> _About this exercise_: Word for word, copy every line of the data.
++++ Recorded data
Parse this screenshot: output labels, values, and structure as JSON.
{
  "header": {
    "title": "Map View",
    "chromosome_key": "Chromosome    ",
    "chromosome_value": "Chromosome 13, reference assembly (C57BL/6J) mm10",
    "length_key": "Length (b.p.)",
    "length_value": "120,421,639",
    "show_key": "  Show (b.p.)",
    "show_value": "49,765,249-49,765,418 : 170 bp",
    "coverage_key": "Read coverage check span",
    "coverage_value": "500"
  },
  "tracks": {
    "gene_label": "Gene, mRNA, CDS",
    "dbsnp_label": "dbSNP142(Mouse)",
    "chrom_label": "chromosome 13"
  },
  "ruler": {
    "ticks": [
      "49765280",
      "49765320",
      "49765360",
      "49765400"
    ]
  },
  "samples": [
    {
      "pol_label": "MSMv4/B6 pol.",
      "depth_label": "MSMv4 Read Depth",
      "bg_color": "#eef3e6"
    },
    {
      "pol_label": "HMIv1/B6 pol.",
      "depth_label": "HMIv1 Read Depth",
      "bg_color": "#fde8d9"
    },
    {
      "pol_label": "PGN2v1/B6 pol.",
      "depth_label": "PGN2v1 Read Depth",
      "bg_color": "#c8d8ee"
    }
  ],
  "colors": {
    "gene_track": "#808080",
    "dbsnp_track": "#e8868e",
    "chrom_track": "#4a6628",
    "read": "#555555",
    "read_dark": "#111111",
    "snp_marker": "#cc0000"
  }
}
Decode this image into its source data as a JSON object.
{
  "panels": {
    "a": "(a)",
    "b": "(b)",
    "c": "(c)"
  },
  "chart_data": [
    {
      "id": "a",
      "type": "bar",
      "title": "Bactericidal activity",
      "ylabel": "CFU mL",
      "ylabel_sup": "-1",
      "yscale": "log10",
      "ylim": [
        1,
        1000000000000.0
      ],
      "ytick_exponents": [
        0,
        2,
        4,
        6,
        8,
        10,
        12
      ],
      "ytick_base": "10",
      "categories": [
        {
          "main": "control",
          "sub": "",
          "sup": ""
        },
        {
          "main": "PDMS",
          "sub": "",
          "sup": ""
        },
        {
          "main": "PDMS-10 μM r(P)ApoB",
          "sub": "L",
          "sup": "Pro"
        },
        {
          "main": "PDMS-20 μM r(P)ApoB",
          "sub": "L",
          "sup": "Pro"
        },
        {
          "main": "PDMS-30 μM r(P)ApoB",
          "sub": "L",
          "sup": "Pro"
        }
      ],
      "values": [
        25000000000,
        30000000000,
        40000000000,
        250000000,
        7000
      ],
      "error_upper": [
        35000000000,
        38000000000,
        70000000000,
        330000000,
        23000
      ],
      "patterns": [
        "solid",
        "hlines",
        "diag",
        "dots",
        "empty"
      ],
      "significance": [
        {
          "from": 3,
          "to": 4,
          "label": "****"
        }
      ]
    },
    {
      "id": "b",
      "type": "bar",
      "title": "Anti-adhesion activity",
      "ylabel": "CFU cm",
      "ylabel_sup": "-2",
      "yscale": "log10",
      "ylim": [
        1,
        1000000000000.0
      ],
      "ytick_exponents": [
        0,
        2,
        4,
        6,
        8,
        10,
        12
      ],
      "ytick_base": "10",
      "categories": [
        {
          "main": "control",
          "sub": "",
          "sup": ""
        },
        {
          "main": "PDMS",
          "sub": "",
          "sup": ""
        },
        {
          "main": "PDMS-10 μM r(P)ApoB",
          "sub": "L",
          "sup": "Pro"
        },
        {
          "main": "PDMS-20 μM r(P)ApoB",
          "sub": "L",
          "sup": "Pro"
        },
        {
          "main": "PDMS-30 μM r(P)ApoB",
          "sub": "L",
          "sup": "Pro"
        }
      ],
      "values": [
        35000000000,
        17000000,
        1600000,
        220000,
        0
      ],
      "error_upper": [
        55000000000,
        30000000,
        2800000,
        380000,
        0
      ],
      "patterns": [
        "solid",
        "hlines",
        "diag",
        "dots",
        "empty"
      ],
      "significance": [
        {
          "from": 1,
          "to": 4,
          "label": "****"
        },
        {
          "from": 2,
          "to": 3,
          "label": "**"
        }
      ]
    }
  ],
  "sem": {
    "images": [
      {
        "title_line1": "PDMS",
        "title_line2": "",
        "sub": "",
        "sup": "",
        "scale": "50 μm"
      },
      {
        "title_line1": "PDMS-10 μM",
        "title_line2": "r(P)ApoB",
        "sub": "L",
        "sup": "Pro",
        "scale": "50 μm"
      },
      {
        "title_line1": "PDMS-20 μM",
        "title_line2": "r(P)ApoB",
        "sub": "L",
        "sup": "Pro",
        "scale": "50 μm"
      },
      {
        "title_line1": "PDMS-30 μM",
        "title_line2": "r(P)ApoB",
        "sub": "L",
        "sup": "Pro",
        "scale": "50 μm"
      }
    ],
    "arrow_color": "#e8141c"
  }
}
++++++++
> _Completed exercise_:
Parse this screenshot: output labels, values, and structure as JSON.
{
  "header": {
    "title": "Map View",
    "chromosome_key": "Chromosome    ",
    "chromosome_value": "Chromosome 13, reference assembly (C57BL/6J) mm10",
    "length_key": "Length (b.p.)",
    "length_value": "120,421,639",
    "show_key": "  Show (b.p.)",
    "show_value": "49,765,249-49,765,418 : 170 bp",
    "coverage_key": "Read coverage check span",
    "coverage_value": "500"
  },
  "tracks": {
    "gene_label": "Gene, mRNA, CDS",
    "dbsnp_label": "dbSNP142(Mouse)",
    "chrom_label": "chromosome 13"
  },
  "ruler": {
    "ticks": [
      "49765280",
      "49765320",
      "49765360",
      "49765400"
    ]
  },
  "samples": [
    {
      "pol_label": "MSMv4/B6 pol.",
      "depth_label": "MSMv4 Read Depth",
      "bg_color": "#eef3e6"
    },
    {
      "pol_label": "HMIv1/B6 pol.",
      "depth_label": "HMIv1 Read Depth",
      "bg_color": "#fde8d9"
    },
    {
      "pol_label": "PGN2v1/B6 pol.",
      "depth_label": "PGN2v1 Read Depth",
      "bg_color": "#c8d8ee"
    }
  ],
  "colors": {
    "gene_track": "#808080",
    "dbsnp_track": "#e8868e",
    "chrom_track": "#4a6628",
    "read": "#555555",
    "read_dark": "#111111",
    "snp_marker": "#cc0000"
  }
}
Decode this image into its source data as a JSON object.
{
  "panels": {
    "a": "(a)",
    "b": "(b)",
    "c": "(c)"
  },
  "chart_data": [
    {
      "id": "a",
      "type": "bar",
      "title": "Bactericidal activity",
      "ylabel": "CFU mL",
      "ylabel_sup": "-1",
      "yscale": "log10",
      "ylim": [
        1,
        1000000000000.0
      ],
      "ytick_exponents": [
        0,
        2,
        4,
        6,
        8,
        10,
        12
      ],
      "ytick_base": "10",
      "categories": [
        {
          "main": "control",
          "sub": "",
          "sup": ""
        },
        {
          "main": "PDMS",
          "sub": "",
          "sup": ""
        },
        {
          "main": "PDMS-10 μM r(P)ApoB",
          "sub": "L",
          "sup": "Pro"
        },
        {
          "main": "PDMS-20 μM r(P)ApoB",
          "sub": "L",
          "sup": "Pro"
        },
        {
          "main": "PDMS-30 μM r(P)ApoB",
          "sub": "L",
          "sup": "Pro"
        }
      ],
      "values": [
        25000000000,
        30000000000,
        40000000000,
        250000000,
        7000
      ],
      "error_upper": [
        35000000000,
        38000000000,
        70000000000,
        330000000,
        23000
      ],
      "patterns": [
        "solid",
        "hlines",
        "diag",
        "dots",
        "empty"
      ],
      "significance": [
        {
          "from": 3,
          "to": 4,
          "label": "****"
        }
      ]
    },
    {
      "id": "b",
      "type": "bar",
      "title": "Anti-adhesion activity",
      "ylabel": "CFU cm",
      "ylabel_sup": "-2",
      "yscale": "log10",
      "ylim": [
        1,
        1000000000000.0
      ],
      "ytick_exponents": [
        0,
        2,
        4,
        6,
        8,
        10,
        12
      ],
      "ytick_base": "10",
      "categories": [
        {
          "main": "control",
          "sub": "",
          "sup": ""
        },
        {
          "main": "PDMS",
          "sub": "",
          "sup": ""
        },
        {
          "main": "PDMS-10 μM r(P)ApoB",
          "sub": "L",
          "sup": "Pro"
        },
        {
          "main": "PDMS-20 μM r(P)ApoB",
          "sub": "L",
          "sup": "Pro"
        },
        {
          "main": "PDMS-30 μM r(P)ApoB",
          "sub": "L",
          "sup": "Pro"
        }
      ],
      "values": [
        35000000000,
        17000000,
        1600000,
        220000,
        0
      ],
      "error_upper": [
        55000000000,
        30000000,
        2800000,
        380000,
        0
      ],
      "patterns": [
        "solid",
        "hlines",
        "diag",
        "dots",
        "empty"
      ],
      "significance": [
        {
          "from": 1,
          "to": 4,
          "label": "****"
        },
        {
          "from": 2,
          "to": 3,
          "label": "**"
        }
      ]
    }
  ],
  "sem": {
    "images": [
      {
        "title_line1": "PDMS",
        "title_line2": "",
        "sub": "",
        "sup": "",
        "scale": "50 μm"
      },
      {
        "title_line1": "PDMS-10 μM",
        "title_line2": "r(P)ApoB",
        "sub": "L",
        "sup": "Pro",
        "scale": "50 μm"
      },
      {
        "title_line1": "PDMS-20 μM",
        "title_line2": "r(P)ApoB",
        "sub": "L",
        "sup": "Pro",
        "scale": "50 μm"
      },
      {
        "title_line1": "PDMS-30 μM",
        "title_line2": "r(P)ApoB",
        "sub": "L",
        "sup": "Pro",
        "scale": "50 μm"
      }
    ],
    "arrow_color": "#e8141c"
  }
}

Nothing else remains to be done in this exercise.